Exact reproduction is required for all entries.

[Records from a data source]

— START —

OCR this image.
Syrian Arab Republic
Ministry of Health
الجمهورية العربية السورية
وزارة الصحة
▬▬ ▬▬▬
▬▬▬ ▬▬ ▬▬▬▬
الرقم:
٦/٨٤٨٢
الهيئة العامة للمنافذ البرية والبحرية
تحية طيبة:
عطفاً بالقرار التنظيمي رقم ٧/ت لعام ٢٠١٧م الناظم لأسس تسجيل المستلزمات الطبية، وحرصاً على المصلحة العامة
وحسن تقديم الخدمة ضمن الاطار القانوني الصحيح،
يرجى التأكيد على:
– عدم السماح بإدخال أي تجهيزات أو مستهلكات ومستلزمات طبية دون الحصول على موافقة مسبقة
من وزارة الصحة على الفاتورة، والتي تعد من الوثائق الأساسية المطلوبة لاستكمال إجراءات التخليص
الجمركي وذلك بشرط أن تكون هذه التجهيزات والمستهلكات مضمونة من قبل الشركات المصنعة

— END —

> **Task result**:
OCR this image.
Syrian Arab Republic
Ministry of Health
الجمهورية العربية السورية
وزارة الصحة
▬▬ ▬▬▬
▬▬▬ ▬▬ ▬▬▬▬
الرقم:
٦/٨٤٨٢
الهيئة العامة للمنافذ البرية والبحرية
تحية طيبة:
عطفاً بالقرار التنظيمي رقم ٧/ت لعام ٢٠١٧م الناظم لأسس تسجيل المستلزمات الطبية، وحرصاً على المصلحة العامة
وحسن تقديم الخدمة ضمن الاطار القانوني الصحيح،
يرجى التأكيد على:
– عدم السماح بإدخال أي تجهيزات أو مستهلكات ومستلزمات طبية دون الحصول على موافقة مسبقة
من وزارة الصحة على الفاتورة، والتي تعد من الوثائق الأساسية المطلوبة لاستكمال إجراءات التخليص
الجمركي وذلك بشرط أن تكون هذه التجهيزات والمستهلكات مضمونة من قبل الشركات المصنعة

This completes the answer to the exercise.